EXTRAIT CITÉ:
----------------------------------------
Abedlaziz Gorgi nait une deuxième fois au Palais Kheireddine à la Médina de Tunis

Un événement a bel et bien marqué le monde de l'art au tout début de cette année 2019. En effet, à l'occasion des dix ans de sa disparition, l'idée était de voir, de plus près, un certain mardi 5 février 2019, une remémoration de l’œuvre de l'un de nos plus grands peintres : Abdelaziz Gorgi. En l'occurrence, c'est la société "Talan" et la galerie Gorgi qui se placent derrière l'idée de l'organisation d'une exposition remettant en actualité la présence et l’œuvre multidimensionnelle d'Abdelaziz Gorgi. Celui-ci fût le peintre emblématique de l'État indépendant : qualification sans aucune exagération, car l'artiste avait signé de sa patte plusieurs édifices nationaux, à commencer par le Palais des Congrès de la ville de Monastir.
----------------------------------------
DONNÉES FOURNIES:
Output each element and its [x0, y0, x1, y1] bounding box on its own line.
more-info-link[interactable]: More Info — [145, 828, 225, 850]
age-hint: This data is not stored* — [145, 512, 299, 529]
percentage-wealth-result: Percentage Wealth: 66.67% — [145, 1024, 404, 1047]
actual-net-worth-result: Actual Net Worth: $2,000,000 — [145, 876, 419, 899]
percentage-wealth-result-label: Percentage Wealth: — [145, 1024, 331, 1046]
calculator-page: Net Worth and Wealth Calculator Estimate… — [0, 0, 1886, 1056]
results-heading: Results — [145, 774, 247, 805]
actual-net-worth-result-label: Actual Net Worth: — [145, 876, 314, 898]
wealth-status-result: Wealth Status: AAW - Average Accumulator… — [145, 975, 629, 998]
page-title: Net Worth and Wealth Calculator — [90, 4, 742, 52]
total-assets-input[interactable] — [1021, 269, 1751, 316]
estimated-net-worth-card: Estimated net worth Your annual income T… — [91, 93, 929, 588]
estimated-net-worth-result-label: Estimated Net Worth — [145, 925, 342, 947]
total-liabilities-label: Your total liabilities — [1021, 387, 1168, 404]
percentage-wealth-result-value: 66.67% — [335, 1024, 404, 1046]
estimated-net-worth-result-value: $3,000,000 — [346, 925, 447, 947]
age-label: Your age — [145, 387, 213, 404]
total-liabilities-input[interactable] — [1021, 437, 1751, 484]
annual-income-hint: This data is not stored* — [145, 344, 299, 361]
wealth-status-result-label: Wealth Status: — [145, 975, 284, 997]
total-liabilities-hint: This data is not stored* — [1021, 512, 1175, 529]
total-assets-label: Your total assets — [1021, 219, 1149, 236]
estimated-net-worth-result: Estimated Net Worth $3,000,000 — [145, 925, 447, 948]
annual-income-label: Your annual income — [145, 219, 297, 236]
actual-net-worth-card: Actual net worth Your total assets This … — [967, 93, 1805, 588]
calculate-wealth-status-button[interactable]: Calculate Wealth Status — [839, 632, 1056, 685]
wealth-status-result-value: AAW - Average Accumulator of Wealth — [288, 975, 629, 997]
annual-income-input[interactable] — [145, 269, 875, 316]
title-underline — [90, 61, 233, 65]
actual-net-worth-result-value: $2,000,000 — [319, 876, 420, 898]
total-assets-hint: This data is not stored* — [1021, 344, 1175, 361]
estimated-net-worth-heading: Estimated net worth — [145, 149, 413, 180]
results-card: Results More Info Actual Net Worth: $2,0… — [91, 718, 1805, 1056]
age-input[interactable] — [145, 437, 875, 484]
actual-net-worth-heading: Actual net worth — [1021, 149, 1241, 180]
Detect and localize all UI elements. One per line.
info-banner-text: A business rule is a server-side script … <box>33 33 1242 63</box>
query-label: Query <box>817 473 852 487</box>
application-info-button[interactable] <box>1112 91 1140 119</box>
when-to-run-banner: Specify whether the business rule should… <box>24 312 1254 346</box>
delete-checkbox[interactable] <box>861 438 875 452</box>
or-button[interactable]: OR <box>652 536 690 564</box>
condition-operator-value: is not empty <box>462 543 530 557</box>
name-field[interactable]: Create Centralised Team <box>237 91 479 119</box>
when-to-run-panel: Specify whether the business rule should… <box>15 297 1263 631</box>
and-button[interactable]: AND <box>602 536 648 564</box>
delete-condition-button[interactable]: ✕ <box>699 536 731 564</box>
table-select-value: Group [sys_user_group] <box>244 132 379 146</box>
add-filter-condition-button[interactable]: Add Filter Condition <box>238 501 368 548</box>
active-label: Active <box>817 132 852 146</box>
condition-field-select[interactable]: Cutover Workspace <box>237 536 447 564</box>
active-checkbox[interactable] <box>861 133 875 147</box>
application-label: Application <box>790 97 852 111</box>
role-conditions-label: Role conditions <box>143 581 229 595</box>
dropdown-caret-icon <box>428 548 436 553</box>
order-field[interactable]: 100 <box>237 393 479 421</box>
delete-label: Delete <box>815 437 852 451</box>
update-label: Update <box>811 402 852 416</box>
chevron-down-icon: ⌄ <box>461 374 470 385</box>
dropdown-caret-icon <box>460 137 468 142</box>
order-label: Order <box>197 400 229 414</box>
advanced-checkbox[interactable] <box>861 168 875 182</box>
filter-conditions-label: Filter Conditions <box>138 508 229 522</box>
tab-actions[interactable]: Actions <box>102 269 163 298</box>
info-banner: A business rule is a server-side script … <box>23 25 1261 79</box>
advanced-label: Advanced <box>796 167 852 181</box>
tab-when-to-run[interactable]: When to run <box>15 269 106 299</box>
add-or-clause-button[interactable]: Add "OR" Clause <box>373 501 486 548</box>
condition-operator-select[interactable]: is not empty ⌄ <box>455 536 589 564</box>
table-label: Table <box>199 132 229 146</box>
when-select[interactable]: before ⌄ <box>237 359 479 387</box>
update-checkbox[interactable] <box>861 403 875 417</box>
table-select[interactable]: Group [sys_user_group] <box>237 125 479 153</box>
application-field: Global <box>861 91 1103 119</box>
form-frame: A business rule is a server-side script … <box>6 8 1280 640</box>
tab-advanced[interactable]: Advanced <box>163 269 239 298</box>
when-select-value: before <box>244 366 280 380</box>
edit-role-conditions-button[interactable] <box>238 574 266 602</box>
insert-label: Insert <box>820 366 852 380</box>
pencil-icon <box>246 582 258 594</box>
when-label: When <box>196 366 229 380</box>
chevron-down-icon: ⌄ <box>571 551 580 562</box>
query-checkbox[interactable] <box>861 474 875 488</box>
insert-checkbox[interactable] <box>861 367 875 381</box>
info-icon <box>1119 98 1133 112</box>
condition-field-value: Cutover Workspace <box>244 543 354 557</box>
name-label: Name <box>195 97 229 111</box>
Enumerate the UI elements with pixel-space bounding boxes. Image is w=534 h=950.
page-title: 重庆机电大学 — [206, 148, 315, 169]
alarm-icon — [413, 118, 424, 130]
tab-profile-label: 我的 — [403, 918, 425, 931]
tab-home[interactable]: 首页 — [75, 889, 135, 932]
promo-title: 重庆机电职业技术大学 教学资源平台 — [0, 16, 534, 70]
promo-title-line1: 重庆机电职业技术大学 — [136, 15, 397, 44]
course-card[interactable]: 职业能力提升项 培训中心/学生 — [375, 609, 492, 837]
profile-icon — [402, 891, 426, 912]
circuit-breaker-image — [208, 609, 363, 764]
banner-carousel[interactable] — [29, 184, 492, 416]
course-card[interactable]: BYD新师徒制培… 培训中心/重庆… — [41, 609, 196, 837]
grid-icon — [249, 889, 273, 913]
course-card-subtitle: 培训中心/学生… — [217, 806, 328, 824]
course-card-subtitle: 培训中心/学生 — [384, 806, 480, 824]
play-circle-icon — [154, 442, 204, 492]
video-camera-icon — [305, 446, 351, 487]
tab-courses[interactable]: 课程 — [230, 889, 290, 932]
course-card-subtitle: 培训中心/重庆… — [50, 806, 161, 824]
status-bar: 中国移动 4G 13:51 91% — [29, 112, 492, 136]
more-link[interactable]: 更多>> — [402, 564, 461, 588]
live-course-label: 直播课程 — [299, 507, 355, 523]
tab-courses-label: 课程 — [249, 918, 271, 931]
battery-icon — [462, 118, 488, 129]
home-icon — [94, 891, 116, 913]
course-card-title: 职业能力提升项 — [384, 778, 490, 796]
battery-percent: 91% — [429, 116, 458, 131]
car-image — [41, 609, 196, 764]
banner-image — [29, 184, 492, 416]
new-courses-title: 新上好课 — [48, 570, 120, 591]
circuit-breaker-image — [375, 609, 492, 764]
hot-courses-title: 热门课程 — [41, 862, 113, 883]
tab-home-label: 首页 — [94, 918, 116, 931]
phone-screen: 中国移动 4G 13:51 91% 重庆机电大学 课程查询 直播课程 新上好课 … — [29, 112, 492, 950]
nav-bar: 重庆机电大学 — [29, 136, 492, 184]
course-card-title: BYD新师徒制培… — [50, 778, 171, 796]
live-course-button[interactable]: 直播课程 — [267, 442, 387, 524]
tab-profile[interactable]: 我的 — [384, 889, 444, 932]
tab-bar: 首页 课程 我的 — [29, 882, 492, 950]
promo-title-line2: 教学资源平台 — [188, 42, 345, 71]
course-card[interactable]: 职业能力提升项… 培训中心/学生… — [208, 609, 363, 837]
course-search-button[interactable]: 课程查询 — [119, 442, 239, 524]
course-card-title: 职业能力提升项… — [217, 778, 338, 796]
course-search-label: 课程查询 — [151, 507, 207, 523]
----------------------------------------
CONSIGNES:
1. Reproduisez à l'identique le passage de l'extrait consacré à Abdelaziz Gorgi qui s'ouvre sur les mots contenant "Un événement a" et se clôt sur "ville de Monastir.".
2. D'après l'extrait consacré à Abdelaziz Gorgi, quelles structures se placent derrière l'idée de l'exposition ?
3. Résumez en deux phrases l'extrait consacré à Abdelaziz Gorgi.

RÉPONSES:
1.
Un événement a bel et bien marqué le monde de l'art au tout début de cette année 2019. En effet, à l'occasion des dix ans de sa disparition, l'idée était de voir, de plus près, un certain mardi 5 février 2019, une remémoration de l’œuvre de l'un de nos plus grands peintres : Abdelaziz Gorgi. En l'occurrence, c'est la société "Talan" et la galerie Gorgi qui se placent derrière l'idée de l'organisation d'une exposition remettant en actualité la présence et l’œuvre multidimensionnelle d'Abdelaziz Gorgi. Celui-ci fût le peintre emblématique de l'État indépendant : qualification sans aucune exagération, car l'artiste avait signé de sa patte plusieurs édifices nationaux, à commencer par le Palais des Congrès de la ville de Monastir.

2. La société "Talan" et la galerie Gorgi.

3. À l'occasion des dix ans de la disparition d'Abdelaziz Gorgi, la société "Talan" et la galerie Gorgi ont organisé, le mardi 5 février 2019, une exposition remettant en actualité sa présence et son œuvre multidimensionnelle. Peintre emblématique de l'État indépendant, l'artiste a signé plusieurs édifices nationaux, à commencer par le Palais des Congrès de la ville de Monastir.